## Work instructions
Skip the images and return the records below exactly.

(Dataset entries)
--- begin ---

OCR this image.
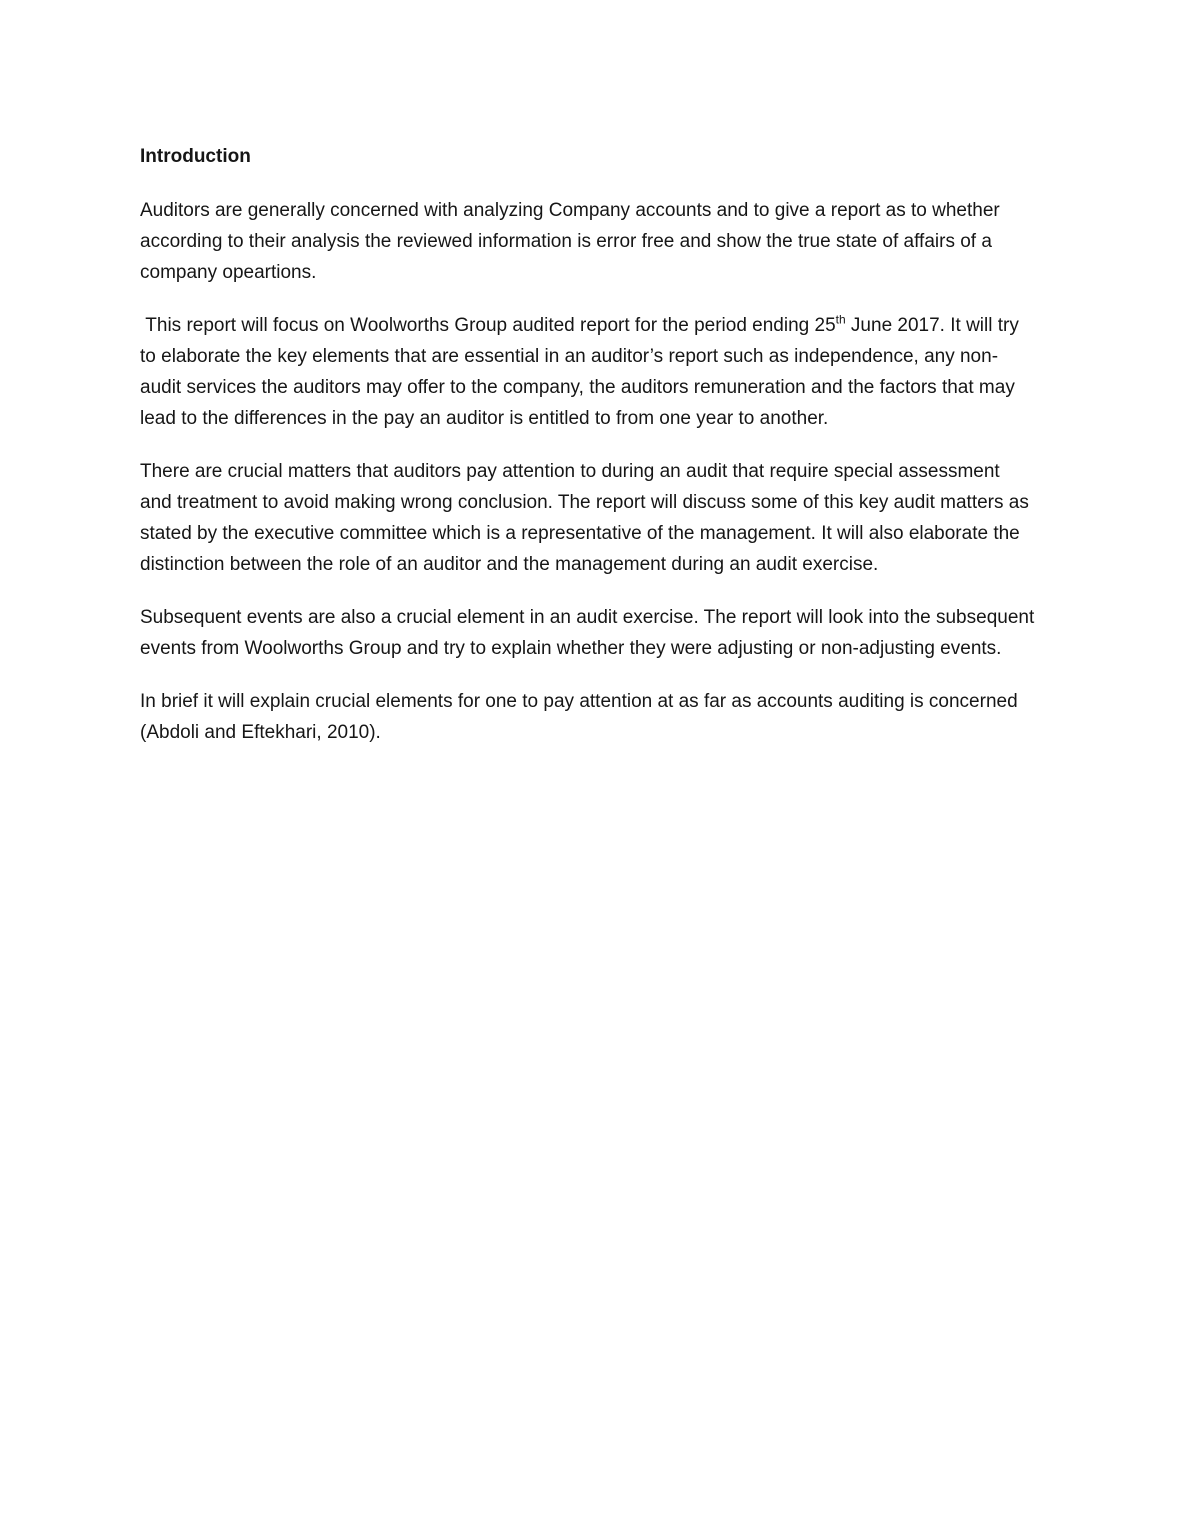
Introduction

Auditors are generally concerned with analyzing Company accounts and to give a report as to whether according to their analysis the reviewed information is error free and show the true state of affairs of a company opeartions.

This report will focus on Woolworths Group audited report for the period ending 25th June 2017. It will try to elaborate the key elements that are essential in an auditor’s report such as independence, any non-audit services the auditors may offer to the company, the auditors remuneration and the factors that may lead to the differences in the pay an auditor is entitled to from one year to another.

There are crucial matters that auditors pay attention to during an audit that require special assessment and treatment to avoid making wrong conclusion. The report will discuss some of this key audit matters as stated by the executive committee which is a representative of the management. It will also elaborate the distinction between the role of an auditor and the management during an audit exercise.

Subsequent events are also a crucial element in an audit exercise. The report will look into the subsequent events from Woolworths Group and try to explain whether they were adjusting or non-adjusting events.

In brief it will explain crucial elements for one to pay attention at as far as accounts auditing is concerned (Abdoli and Eftekhari, 2010).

--- end ---

## Solution
OCR this image.
Introduction

Auditors are generally concerned with analyzing Company accounts and to give a report as to whether according to their analysis the reviewed information is error free and show the true state of affairs of a company opeartions.

This report will focus on Woolworths Group audited report for the period ending 25th June 2017. It will try to elaborate the key elements that are essential in an auditor’s report such as independence, any non-audit services the auditors may offer to the company, the auditors remuneration and the factors that may lead to the differences in the pay an auditor is entitled to from one year to another.

There are crucial matters that auditors pay attention to during an audit that require special assessment and treatment to avoid making wrong conclusion. The report will discuss some of this key audit matters as stated by the executive committee which is a representative of the management. It will also elaborate the distinction between the role of an auditor and the management during an audit exercise.

Subsequent events are also a crucial element in an audit exercise. The report will look into the subsequent events from Woolworths Group and try to explain whether they were adjusting or non-adjusting events.

In brief it will explain crucial elements for one to pay attention at as far as accounts auditing is concerned (Abdoli and Eftekhari, 2010).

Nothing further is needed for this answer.